» **The exercise**: Keep only the lines that hold the string "immediately", filtering out the rest of the entries below.
+++
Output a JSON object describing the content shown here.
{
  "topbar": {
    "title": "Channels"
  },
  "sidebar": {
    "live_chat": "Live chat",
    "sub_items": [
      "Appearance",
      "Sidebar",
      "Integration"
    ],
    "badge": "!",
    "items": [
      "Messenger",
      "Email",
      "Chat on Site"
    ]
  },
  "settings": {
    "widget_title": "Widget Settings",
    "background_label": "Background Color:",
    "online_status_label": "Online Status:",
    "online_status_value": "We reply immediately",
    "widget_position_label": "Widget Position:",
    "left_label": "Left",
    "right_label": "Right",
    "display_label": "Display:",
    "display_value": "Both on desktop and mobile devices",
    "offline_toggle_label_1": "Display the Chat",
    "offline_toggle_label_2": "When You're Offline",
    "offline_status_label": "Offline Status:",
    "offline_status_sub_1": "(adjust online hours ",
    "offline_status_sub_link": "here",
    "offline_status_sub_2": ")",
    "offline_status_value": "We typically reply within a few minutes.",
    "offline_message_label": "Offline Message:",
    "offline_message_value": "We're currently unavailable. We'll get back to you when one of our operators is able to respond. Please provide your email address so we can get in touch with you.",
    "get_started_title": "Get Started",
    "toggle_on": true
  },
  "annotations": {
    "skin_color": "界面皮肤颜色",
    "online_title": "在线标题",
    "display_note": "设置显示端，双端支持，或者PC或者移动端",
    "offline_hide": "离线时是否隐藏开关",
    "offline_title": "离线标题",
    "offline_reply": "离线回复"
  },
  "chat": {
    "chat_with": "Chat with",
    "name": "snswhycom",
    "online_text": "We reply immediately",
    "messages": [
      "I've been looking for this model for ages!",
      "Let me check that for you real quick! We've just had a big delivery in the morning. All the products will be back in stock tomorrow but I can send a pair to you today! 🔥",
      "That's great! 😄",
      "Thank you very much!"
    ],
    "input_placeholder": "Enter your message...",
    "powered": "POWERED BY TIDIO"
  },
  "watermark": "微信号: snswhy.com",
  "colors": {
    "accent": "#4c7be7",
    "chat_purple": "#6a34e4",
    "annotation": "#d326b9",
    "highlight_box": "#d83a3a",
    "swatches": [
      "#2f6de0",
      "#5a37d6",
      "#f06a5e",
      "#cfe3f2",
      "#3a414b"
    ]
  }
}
+++
» **Reply**:
    "online_status_value": "We reply immediately",
    "online_text": "We reply immediately",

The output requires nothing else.